# [Material provided]
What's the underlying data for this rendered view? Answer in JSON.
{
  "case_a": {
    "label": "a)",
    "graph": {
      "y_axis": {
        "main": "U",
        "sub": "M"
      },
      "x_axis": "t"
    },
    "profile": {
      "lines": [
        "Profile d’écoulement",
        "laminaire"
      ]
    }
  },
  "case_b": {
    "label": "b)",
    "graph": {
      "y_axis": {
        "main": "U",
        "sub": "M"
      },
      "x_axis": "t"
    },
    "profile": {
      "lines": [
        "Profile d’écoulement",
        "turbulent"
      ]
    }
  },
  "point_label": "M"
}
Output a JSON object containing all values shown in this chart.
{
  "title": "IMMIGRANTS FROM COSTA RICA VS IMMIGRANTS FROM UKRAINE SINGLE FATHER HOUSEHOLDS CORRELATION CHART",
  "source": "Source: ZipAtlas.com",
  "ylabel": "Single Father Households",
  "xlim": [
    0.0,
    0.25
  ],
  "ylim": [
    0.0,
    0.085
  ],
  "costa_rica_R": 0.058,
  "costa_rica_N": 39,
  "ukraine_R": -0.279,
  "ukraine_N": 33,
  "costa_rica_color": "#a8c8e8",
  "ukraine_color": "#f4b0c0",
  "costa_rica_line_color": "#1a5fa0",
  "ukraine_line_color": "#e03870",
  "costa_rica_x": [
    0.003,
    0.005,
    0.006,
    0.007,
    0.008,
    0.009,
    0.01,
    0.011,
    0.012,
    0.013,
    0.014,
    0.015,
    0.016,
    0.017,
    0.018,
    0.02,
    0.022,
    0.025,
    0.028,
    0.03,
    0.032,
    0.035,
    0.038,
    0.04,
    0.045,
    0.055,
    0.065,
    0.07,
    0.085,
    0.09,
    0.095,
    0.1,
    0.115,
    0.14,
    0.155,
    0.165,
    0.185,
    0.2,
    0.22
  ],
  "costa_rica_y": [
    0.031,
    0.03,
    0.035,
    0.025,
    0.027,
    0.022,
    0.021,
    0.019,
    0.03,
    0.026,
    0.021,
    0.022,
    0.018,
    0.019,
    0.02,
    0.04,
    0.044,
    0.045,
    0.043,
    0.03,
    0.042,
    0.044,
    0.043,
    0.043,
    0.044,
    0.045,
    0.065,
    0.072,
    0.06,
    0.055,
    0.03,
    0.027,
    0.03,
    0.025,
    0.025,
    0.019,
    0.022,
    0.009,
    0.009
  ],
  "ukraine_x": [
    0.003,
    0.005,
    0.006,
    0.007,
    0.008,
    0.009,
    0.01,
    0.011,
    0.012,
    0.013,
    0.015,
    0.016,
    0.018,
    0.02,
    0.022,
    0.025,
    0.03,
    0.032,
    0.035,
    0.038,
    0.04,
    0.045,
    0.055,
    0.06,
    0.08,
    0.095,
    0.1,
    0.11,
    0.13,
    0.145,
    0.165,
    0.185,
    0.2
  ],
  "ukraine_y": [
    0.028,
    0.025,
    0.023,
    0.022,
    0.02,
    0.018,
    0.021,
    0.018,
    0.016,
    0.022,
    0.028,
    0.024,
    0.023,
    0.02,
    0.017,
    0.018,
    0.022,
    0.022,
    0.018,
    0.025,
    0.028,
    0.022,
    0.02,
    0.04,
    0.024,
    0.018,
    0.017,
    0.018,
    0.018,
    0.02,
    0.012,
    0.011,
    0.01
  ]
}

# [Problem requirements]
Look through the entries above and report each line where the string "JSON" occurs.

# [Expected answer]
What's the underlying data for this rendered view? Answer in JSON.
Output a JSON object containing all values shown in this chart.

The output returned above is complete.